Work to do
Return each line of the records with nothing changed, pictures excepted.

####

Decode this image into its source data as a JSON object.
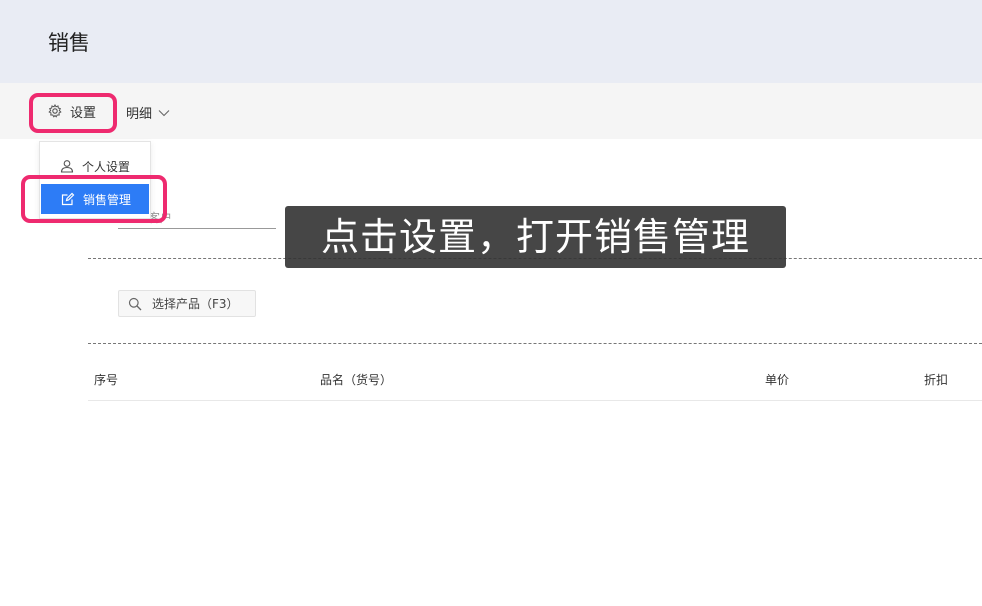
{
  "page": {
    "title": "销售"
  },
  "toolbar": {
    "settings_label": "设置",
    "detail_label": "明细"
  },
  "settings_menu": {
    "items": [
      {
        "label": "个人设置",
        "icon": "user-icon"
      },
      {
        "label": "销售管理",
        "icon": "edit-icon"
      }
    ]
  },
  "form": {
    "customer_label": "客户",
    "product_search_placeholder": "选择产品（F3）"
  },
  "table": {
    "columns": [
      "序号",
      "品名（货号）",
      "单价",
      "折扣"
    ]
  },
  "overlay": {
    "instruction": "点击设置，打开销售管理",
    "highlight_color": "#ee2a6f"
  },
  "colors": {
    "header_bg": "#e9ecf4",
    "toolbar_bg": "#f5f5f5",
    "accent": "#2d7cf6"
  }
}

####

Solution to this exercise
Decode this image into its source data as a JSON object.
{
  "page": {
    "title": "销售"
  },
  "toolbar": {
    "settings_label": "设置",
    "detail_label": "明细"
  },
  "settings_menu": {
    "items": [
      {
        "label": "个人设置",
        "icon": "user-icon"
      },
      {
        "label": "销售管理",
        "icon": "edit-icon"
      }
    ]
  },
  "form": {
    "customer_label": "客户",
    "product_search_placeholder": "选择产品（F3）"
  },
  "table": {
    "columns": [
      "序号",
      "品名（货号）",
      "单价",
      "折扣"
    ]
  },
  "overlay": {
    "instruction": "点击设置，打开销售管理",
    "highlight_color": "#ee2a6f"
  },
  "colors": {
    "header_bg": "#e9ecf4",
    "toolbar_bg": "#f5f5f5",
    "accent": "#2d7cf6"
  }
}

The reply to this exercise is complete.